**What needs to be done**
Only lines with the word "закрыть" are needed; collect each of them from the listing below.

═══ The input

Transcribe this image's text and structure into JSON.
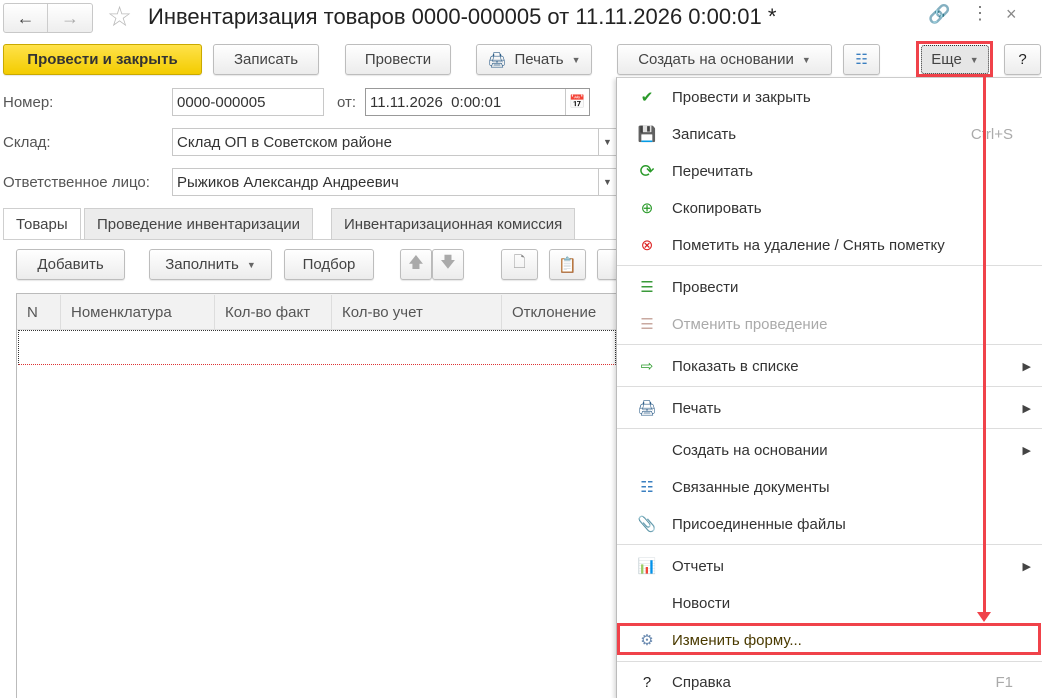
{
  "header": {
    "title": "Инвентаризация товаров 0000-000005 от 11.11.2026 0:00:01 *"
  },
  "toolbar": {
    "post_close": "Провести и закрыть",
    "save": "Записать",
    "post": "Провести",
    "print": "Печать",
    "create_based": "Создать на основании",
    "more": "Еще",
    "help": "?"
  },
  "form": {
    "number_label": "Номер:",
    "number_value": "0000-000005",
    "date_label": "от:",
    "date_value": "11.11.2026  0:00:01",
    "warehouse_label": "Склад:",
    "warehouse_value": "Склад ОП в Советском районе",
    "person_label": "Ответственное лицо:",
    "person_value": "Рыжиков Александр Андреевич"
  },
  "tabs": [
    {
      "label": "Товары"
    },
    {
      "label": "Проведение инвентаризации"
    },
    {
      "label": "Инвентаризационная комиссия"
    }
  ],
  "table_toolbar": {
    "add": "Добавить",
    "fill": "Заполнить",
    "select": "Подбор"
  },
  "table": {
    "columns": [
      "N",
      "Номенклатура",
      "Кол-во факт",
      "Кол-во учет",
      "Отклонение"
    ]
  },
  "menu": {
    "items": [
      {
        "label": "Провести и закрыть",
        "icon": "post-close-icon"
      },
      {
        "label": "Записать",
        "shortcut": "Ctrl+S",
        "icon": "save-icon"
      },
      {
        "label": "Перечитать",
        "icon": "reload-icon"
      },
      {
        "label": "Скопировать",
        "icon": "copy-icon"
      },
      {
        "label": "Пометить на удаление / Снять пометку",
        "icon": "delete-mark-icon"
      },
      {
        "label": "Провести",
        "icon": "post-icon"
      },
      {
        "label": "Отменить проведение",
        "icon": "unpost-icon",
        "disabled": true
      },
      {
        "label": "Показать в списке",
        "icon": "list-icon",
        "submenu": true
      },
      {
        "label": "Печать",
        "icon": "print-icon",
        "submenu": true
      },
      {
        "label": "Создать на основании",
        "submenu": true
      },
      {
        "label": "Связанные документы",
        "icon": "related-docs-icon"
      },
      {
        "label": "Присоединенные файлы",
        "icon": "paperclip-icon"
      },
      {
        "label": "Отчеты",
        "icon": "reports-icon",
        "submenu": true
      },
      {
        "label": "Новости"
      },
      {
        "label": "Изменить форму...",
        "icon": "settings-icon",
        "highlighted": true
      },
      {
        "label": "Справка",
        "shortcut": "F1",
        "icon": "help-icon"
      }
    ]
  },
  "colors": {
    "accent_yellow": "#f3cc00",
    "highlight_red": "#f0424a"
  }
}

══════

**Response below**
    "post_close": "Провести и закрыть",
        "label": "Провести и закрыть",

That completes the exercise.